| WORK TO DO |
Each record needs to be echoed exactly; can you do that?
:::::
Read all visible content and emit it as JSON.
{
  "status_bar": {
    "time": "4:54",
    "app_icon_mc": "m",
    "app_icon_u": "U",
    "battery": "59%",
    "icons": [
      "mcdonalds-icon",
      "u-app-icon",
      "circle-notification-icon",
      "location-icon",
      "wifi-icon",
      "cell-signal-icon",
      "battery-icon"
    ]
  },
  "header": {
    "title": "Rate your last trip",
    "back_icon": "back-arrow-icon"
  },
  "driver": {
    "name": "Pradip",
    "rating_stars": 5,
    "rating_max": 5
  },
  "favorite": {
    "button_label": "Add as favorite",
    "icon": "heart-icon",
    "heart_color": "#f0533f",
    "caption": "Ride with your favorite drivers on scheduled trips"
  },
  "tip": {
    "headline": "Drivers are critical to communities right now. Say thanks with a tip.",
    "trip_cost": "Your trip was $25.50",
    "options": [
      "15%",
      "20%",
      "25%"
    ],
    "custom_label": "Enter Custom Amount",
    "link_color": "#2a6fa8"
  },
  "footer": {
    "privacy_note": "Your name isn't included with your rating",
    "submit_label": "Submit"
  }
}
:::::
| EXERCISE OUTPUT |
Read all visible content and emit it as JSON.
{
  "status_bar": {
    "time": "4:54",
    "app_icon_mc": "m",
    "app_icon_u": "U",
    "battery": "59%",
    "icons": [
      "mcdonalds-icon",
      "u-app-icon",
      "circle-notification-icon",
      "location-icon",
      "wifi-icon",
      "cell-signal-icon",
      "battery-icon"
    ]
  },
  "header": {
    "title": "Rate your last trip",
    "back_icon": "back-arrow-icon"
  },
  "driver": {
    "name": "Pradip",
    "rating_stars": 5,
    "rating_max": 5
  },
  "favorite": {
    "button_label": "Add as favorite",
    "icon": "heart-icon",
    "heart_color": "#f0533f",
    "caption": "Ride with your favorite drivers on scheduled trips"
  },
  "tip": {
    "headline": "Drivers are critical to communities right now. Say thanks with a tip.",
    "trip_cost": "Your trip was $25.50",
    "options": [
      "15%",
      "20%",
      "25%"
    ],
    "custom_label": "Enter Custom Amount",
    "link_color": "#2a6fa8"
  },
  "footer": {
    "privacy_note": "Your name isn't included with your rating",
    "submit_label": "Submit"
  }
}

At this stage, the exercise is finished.